Work to be completed:
Beneath this task is a listing. State how many of its lines include the string "Marketing", giving nothing but the number.

--- start of Data listing ---

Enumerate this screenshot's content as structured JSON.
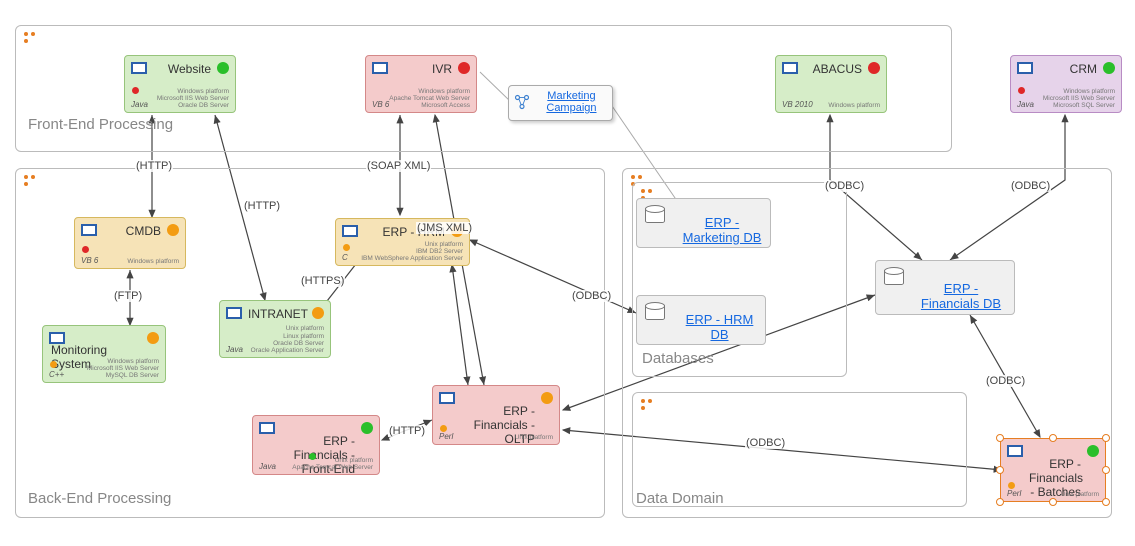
{
  "groups": {
    "frontend": "Front-End Processing",
    "backend": "Back-End Processing",
    "datadomain": "Data Domain",
    "databases": "Databases"
  },
  "external": {
    "marketing": "Marketing Campaign"
  },
  "nodes": {
    "website": {
      "title": "Website",
      "lang": "Java",
      "meta": "Windows platform\nMicrosoft IIS Web Server\nOracle DB Server"
    },
    "ivr": {
      "title": "IVR",
      "lang": "VB 6",
      "meta": "Windows platform\nApache Tomcat Web Server\nMicrosoft Access"
    },
    "abacus": {
      "title": "ABACUS",
      "lang": "VB 2010",
      "meta": "Windows platform"
    },
    "crm": {
      "title": "CRM",
      "lang": "Java",
      "meta": "Windows platform\nMicrosoft IIS Web Server\nMicrosoft SQL Server"
    },
    "cmdb": {
      "title": "CMDB",
      "lang": "VB 6",
      "meta": "Windows platform"
    },
    "monitoring": {
      "title": "Monitoring System",
      "lang": "C++",
      "meta": "Windows platform\nMicrosoft IIS Web Server\nMySQL DB Server"
    },
    "intranet": {
      "title": "INTRANET",
      "lang": "Java",
      "meta": "Unix platform\nLinux platform\nOracle DB Server\nOracle Application Server"
    },
    "erphrm": {
      "title": "ERP - HRM",
      "lang": "C",
      "meta": "Unix platform\nIBM DB2 Server\nIBM WebSphere Application Server"
    },
    "erpfinfe": {
      "title": "ERP - Financials - Front-End",
      "lang": "Java",
      "meta": "Unix platform\nApache Tomcat Web Server"
    },
    "erpfinoltp": {
      "title": "ERP - Financials - OLTP",
      "lang": "Perl",
      "meta": "Unix platform"
    },
    "erpfinbatch": {
      "title": "ERP - Financials - Batches",
      "lang": "Perl",
      "meta": "Unix platform"
    }
  },
  "dbs": {
    "marketing": "ERP - Marketing DB",
    "hrm": "ERP - HRM DB",
    "financials": "ERP - Financials DB"
  },
  "edges": {
    "http1": "(HTTP)",
    "http2": "(HTTP)",
    "http3": "(HTTP)",
    "ftp": "(FTP)",
    "https": "(HTTPS)",
    "soap": "(SOAP XML)",
    "jms": "(JMS XML)",
    "odbc1": "(ODBC)",
    "odbc2": "(ODBC)",
    "odbc3": "(ODBC)",
    "odbc4": "(ODBC)",
    "odbc5": "(ODBC)"
  }
}
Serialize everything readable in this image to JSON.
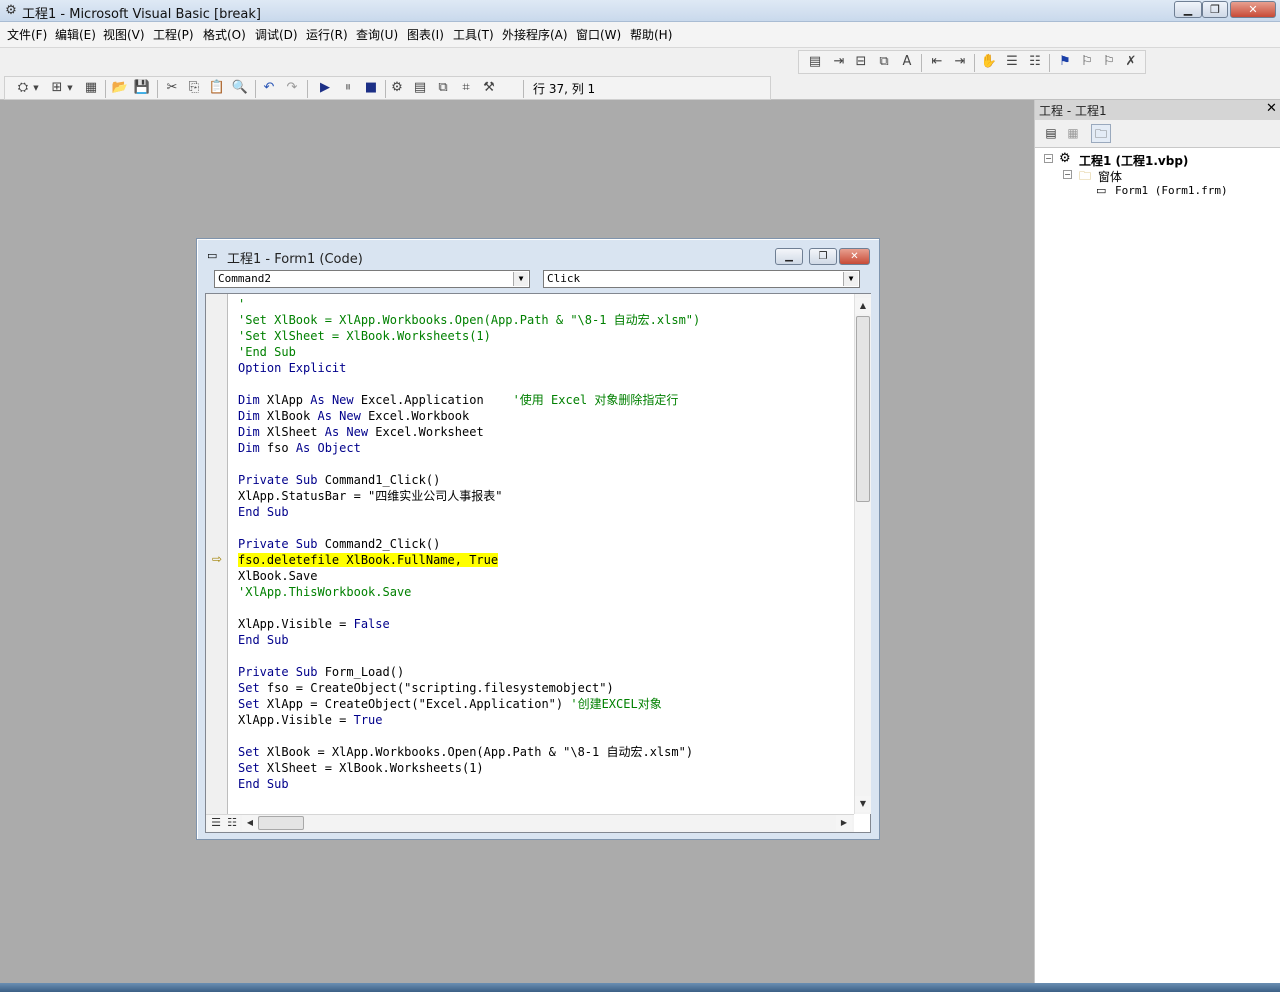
{
  "window": {
    "title": "工程1 - Microsoft Visual Basic [break]"
  },
  "menu": [
    {
      "label": "文件(F)"
    },
    {
      "label": "编辑(E)"
    },
    {
      "label": "视图(V)"
    },
    {
      "label": "工程(P)"
    },
    {
      "label": "格式(O)"
    },
    {
      "label": "调试(D)"
    },
    {
      "label": "运行(R)"
    },
    {
      "label": "查询(U)"
    },
    {
      "label": "图表(I)"
    },
    {
      "label": "工具(T)"
    },
    {
      "label": "外接程序(A)"
    },
    {
      "label": "窗口(W)"
    },
    {
      "label": "帮助(H)"
    }
  ],
  "toolbar": {
    "cursor_position": "行 37, 列 1"
  },
  "code_window": {
    "title": "工程1 - Form1 (Code)",
    "object_combo": "Command2",
    "procedure_combo": "Click"
  },
  "code_lines": [
    {
      "parts": [
        {
          "t": "'",
          "c": "cm"
        }
      ]
    },
    {
      "parts": [
        {
          "t": "'Set XlBook = XlApp.Workbooks.Open(App.Path & \"\\8-1 自动宏.xlsm\")",
          "c": "cm"
        }
      ]
    },
    {
      "parts": [
        {
          "t": "'Set XlSheet = XlBook.Worksheets(1)",
          "c": "cm"
        }
      ]
    },
    {
      "parts": [
        {
          "t": "'End Sub",
          "c": "cm"
        }
      ]
    },
    {
      "parts": [
        {
          "t": "Option Explicit",
          "c": "kw"
        }
      ]
    },
    {
      "parts": []
    },
    {
      "parts": [
        {
          "t": "Dim",
          "c": "kw"
        },
        {
          "t": " XlApp ",
          "c": "pl"
        },
        {
          "t": "As New",
          "c": "kw"
        },
        {
          "t": " Excel.Application    ",
          "c": "pl"
        },
        {
          "t": "'使用 Excel 对象删除指定行",
          "c": "cm"
        }
      ]
    },
    {
      "parts": [
        {
          "t": "Dim",
          "c": "kw"
        },
        {
          "t": " XlBook ",
          "c": "pl"
        },
        {
          "t": "As New",
          "c": "kw"
        },
        {
          "t": " Excel.Workbook",
          "c": "pl"
        }
      ]
    },
    {
      "parts": [
        {
          "t": "Dim",
          "c": "kw"
        },
        {
          "t": " XlSheet ",
          "c": "pl"
        },
        {
          "t": "As New",
          "c": "kw"
        },
        {
          "t": " Excel.Worksheet",
          "c": "pl"
        }
      ]
    },
    {
      "parts": [
        {
          "t": "Dim",
          "c": "kw"
        },
        {
          "t": " fso ",
          "c": "pl"
        },
        {
          "t": "As Object",
          "c": "kw"
        }
      ]
    },
    {
      "parts": []
    },
    {
      "parts": [
        {
          "t": "Private Sub",
          "c": "kw"
        },
        {
          "t": " Command1_Click()",
          "c": "pl"
        }
      ]
    },
    {
      "parts": [
        {
          "t": "XlApp.StatusBar = \"四维实业公司人事报表\"",
          "c": "pl"
        }
      ]
    },
    {
      "parts": [
        {
          "t": "End Sub",
          "c": "kw"
        }
      ]
    },
    {
      "parts": []
    },
    {
      "parts": [
        {
          "t": "Private Sub",
          "c": "kw"
        },
        {
          "t": " Command2_Click()",
          "c": "pl"
        }
      ]
    },
    {
      "parts": [
        {
          "t": "fso.deletefile XlBook.FullName, True",
          "c": "pl"
        }
      ],
      "highlight": true
    },
    {
      "parts": [
        {
          "t": "XlBook.Save",
          "c": "pl"
        }
      ]
    },
    {
      "parts": [
        {
          "t": "'XlApp.ThisWorkbook.Save",
          "c": "cm"
        }
      ]
    },
    {
      "parts": []
    },
    {
      "parts": [
        {
          "t": "XlApp.Visible = ",
          "c": "pl"
        },
        {
          "t": "False",
          "c": "kw"
        }
      ]
    },
    {
      "parts": [
        {
          "t": "End Sub",
          "c": "kw"
        }
      ]
    },
    {
      "parts": []
    },
    {
      "parts": [
        {
          "t": "Private Sub",
          "c": "kw"
        },
        {
          "t": " Form_Load()",
          "c": "pl"
        }
      ]
    },
    {
      "parts": [
        {
          "t": "Set",
          "c": "kw"
        },
        {
          "t": " fso = CreateObject(\"scripting.filesystemobject\")",
          "c": "pl"
        }
      ]
    },
    {
      "parts": [
        {
          "t": "Set",
          "c": "kw"
        },
        {
          "t": " XlApp = CreateObject(\"Excel.Application\") ",
          "c": "pl"
        },
        {
          "t": "'创建EXCEL对象",
          "c": "cm"
        }
      ]
    },
    {
      "parts": [
        {
          "t": "XlApp.Visible = ",
          "c": "pl"
        },
        {
          "t": "True",
          "c": "kw"
        }
      ]
    },
    {
      "parts": []
    },
    {
      "parts": [
        {
          "t": "Set",
          "c": "kw"
        },
        {
          "t": " XlBook = XlApp.Workbooks.Open(App.Path & \"\\8-1 自动宏.xlsm\")",
          "c": "pl"
        }
      ]
    },
    {
      "parts": [
        {
          "t": "Set",
          "c": "kw"
        },
        {
          "t": " XlSheet = XlBook.Worksheets(1)",
          "c": "pl"
        }
      ]
    },
    {
      "parts": [
        {
          "t": "End Sub",
          "c": "kw"
        }
      ]
    }
  ],
  "project": {
    "title": "工程 - 工程1",
    "root": "工程1 (工程1.vbp)",
    "folder": "窗体",
    "file": "Form1 (Form1.frm)"
  }
}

--- end of Data listing ---

Task answer:
2